# VORLIEGENDER TEXT
◇ ◇ ◇ ◇

Zum Inhalt springen…
Couchblog
Der Markt regelt einen Scheiß.

Links zu Seiten im Blog

  • Archiv.
  • About.
  • Impressum.
  • Datenschutz.
Ein altes Schwarz-Weiss-Foto aus den 20er Jahren des letzten Jahrhunderts: Zwei Männer, gekleidet in recht einfache dunkle Anzüge, stehen sich auf einem Bürgersteig, der leicht nach rechts abfällt, in Boxpose gegenüber.

Politik der Scheindebatten

Mittwoch, 28. August 2024 Thema: Gesellschaft

Wie rechte Rhetorik und symbolische Maßnahmen die Demokratie gefährden

Es haben sich Mechanismen festgesetzt in der Politik, die auch bei genauer Betrachtung keineswegs selbsterklärend sind. Gab es beispielsweise einen Terroranschlag, oder eine Gewalttat ausgeführt von Menschen ohne deutschen Pass, oder ohne Nachweis eines teutonischen Stammbaums bis zurück in das Preußen Bismarcks, müssen immer sofort oder doch möglichst schnell, die immer gleichen Forderungen, möglichst laut präsentiert werden. Verschärfung der Waffengesetze, Beschränkung der Einwanderung, Wiedereinrichtung von Grenzkontrollen, mehr und schnellere Abschiebungen, vor allem von sogenannten Gewalttäter*innen und so weiter; es ist immer dasselbe Set von Scheinmaßnahmen, das von immer gleichen Leuten vorgetragen wird. Scheinmaßnahmen deshalb, weil sie einerseits rein aktionistisch am Problem vorbeigehen, andererseits oft auch gar nicht umsetzbar sind. Das liegt zum einen daran, dass sich Anschläge des stochastischem Terrorismus letztlich, unter Aufrechterhaltung unserer freiheitlich-demokratischen Grundordnung, nicht abschließend verhindern lassen. Auf der anderen Seite werden am liebsten Dinge gefordert, die sich gar nicht umsetzen lassen. Grenzkontrollen einzuführen beispielsweise, wäre europapolitisch völlig kontraproduktiv, würde für ein Stauchaos an den betroffenen Grenzen sorgen und würde nicht eine*n Terrorist*in von der Einreise abhalten. Schneller und mehr Abschieben scheitert daran, dass im Rahmen des juristisch Machbaren schon maximal—und irgendwie auch schon ganz im Sinne Höckes „mit wohltemperierter Grausamkeit“—abgeschoben wird. Oder es gibt Abschiebehindernisse: oft fehlen entsprechende Rücknahmeabkommen mit den Ländern, aber auch aus gutem Grund. Welche demokratische Regierung will sich schon von Diktatoren wie den Taliban ein solches Abkommen diktieren lassen? Und. So. Fort.

◇ ◇ ◇ ◇

# VORLIEGENDE DATENSÄTZE
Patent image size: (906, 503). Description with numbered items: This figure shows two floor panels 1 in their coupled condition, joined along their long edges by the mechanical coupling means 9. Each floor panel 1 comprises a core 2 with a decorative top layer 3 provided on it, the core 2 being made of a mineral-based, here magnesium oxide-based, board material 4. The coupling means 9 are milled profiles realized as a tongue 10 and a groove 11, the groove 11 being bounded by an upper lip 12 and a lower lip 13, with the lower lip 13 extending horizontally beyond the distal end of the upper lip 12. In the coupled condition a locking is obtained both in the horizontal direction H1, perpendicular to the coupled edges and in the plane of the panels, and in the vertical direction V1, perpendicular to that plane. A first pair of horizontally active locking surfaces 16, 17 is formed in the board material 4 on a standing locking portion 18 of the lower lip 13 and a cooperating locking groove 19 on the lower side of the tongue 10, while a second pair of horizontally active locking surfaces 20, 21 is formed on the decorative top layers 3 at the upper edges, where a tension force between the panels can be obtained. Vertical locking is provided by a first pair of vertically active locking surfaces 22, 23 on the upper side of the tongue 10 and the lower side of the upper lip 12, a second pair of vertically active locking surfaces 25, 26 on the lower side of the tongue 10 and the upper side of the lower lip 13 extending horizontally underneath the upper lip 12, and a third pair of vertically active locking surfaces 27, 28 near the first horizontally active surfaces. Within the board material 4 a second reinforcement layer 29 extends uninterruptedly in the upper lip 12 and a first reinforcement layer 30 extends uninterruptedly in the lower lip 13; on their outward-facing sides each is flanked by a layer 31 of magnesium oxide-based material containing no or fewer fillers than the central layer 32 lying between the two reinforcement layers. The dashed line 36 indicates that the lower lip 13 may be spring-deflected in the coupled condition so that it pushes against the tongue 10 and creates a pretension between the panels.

◇ ◇ ◇ ◇

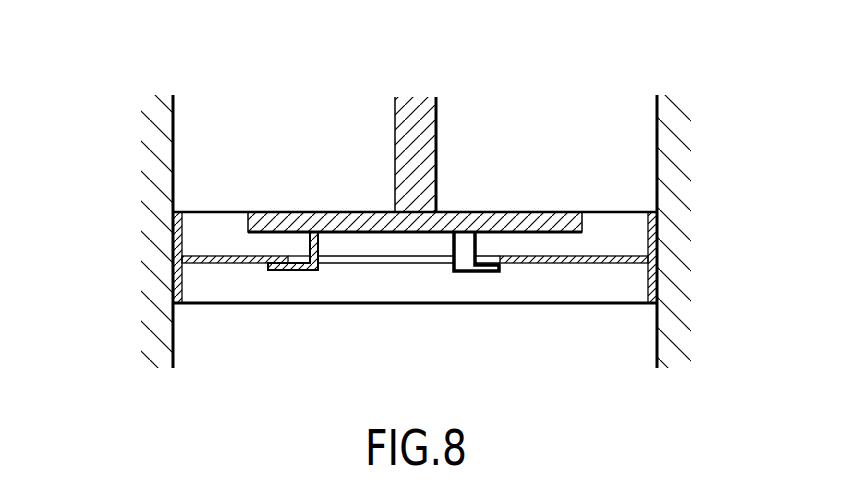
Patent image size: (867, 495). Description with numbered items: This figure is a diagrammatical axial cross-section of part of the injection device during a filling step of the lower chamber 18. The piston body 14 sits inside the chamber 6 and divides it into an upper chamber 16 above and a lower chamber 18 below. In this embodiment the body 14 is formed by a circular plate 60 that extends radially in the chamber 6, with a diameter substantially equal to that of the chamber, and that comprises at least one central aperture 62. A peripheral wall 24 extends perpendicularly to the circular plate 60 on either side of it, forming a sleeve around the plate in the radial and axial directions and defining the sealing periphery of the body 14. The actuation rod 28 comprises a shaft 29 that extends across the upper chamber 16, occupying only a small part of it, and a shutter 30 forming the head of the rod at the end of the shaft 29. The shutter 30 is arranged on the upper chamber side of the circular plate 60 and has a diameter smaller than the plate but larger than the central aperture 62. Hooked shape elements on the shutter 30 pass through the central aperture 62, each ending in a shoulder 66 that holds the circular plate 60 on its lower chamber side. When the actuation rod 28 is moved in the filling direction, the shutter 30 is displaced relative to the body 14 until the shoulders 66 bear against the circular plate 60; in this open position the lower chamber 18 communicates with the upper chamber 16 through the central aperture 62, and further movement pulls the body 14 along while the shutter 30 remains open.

◇ ◇ ◇ ◇

# AUFGABEN
• a. Übersetze aus dem Blogbeitrag über Scheindebatten in der Politik den Satz „Welche demokratische Regierung will sich schon von Diktatoren wie den Taliban ein solches Abkommen diktieren lassen?“ ins Englische.
• b. Schreib aus dem Blogbeitrag über Scheindebatten in der Politik das Stück von „Zum Inhalt springen…“ bis „in Boxpose gegenüber.“ wortgetreu ab.
• c. Führe den Blogbeitrag über Scheindebatten in der Politik im Anschluss an seinen letzten Satz weiter.

# ERWARTETE ANTWORTEN
• a. What democratic government would want to let dictators like the Taliban dictate such an agreement to it?

• b.
Zum Inhalt springen…
Couchblog
Der Markt regelt einen Scheiß.

Links zu Seiten im Blog

  • Archiv.
  • About.
  • Impressum.
  • Datenschutz.
Ein altes Schwarz-Weiss-Foto aus den 20er Jahren des letzten Jahrhunderts: Zwei Männer, gekleidet in recht einfache dunkle Anzüge, stehen sich auf einem Bürgersteig, der leicht nach rechts abfällt, in Boxpose gegenüber.

• c.
Da stellt sich nun die Frage, was das eigentlich alles soll, wo ist da die Logik? Oder die Motivation? Diese sind wohl unterschiedlich. Die ganz Rechten wollen die Gesellschaft spalten und lassen sich keine Gelegenheit entgehen, ihre Demagogie unters Volk und vor allem nach Social-Media zu bringen. Da ihnen eh völlig egal ist, ob auch nur eines ihrer Argumente einer Überprüfung Stand hält, können sie auch den größten Blödsinn fordern, Hauptsache es knallt schön. Die anderen hingegen haben sich in den Kopf gesetzt, die AfD dadurch verhindern zu können, dass sie die AfD imitieren. Was man bei CDU, CSU, FDP, SPD und seit neuesten auch den Grünen nicht zu verstehen scheint, ist, dass genau dieses Verhalten der AfD noch mehr Wähler*innen in die Arme treibt.

Denn warum ist das ganze Gerede von Asylmissbrauch, Abschiebungen, Grenzkontrollen oder Gesetzesverschärfungen so gefährlich? Die AfD hat es geschafft, dass die Wähler*innen zumindest in Teilen Deutschlands bei ihr die Kompetenz für diese Themen verorten. Nach dem Motto: wenn einer Abschiebung richtig macht, dann die AfD. Wenn also über Abschiebungen diskutiert wird und alle sagen, dass sie nötig sind, dann wähle ich doch gleich die Partei, von der ich glaube, dass sie es richtig macht. Der Effekt ist, dass der AfD jedwede Diskussion in diese Richtung nützt, egal wie sie selbst dabei abschneidet. Bekannte Ressentiments werden dabei noch vertieft: „Wenn alle mehr Abschiebungen wollen, dann kann Remigration ja nichts Schlechtes sein“. Und während solcher Scheindiskussionen wird die Grenze des Sagbaren, weil es ja ein Überbietungswettbewerb ist, immer weiter nach rechts verschoben. Wo gestern noch mehr Abschiebungen gefordert wurden, wurde durch den Zusatz „von Gewalttätern“ einerseits signalisiert: „sind doch alles Gewalttäter“ und gleichzeitig eine Umgehungsmöglichkeit der normalen Regeln angedeutet. Die weitere Verschärfung: „auch nach Syrien und Afghanistan“ versucht eine weitere Schippe draufzulegen, im Sinne von: sind ja alles Gewalttäter*innen dort.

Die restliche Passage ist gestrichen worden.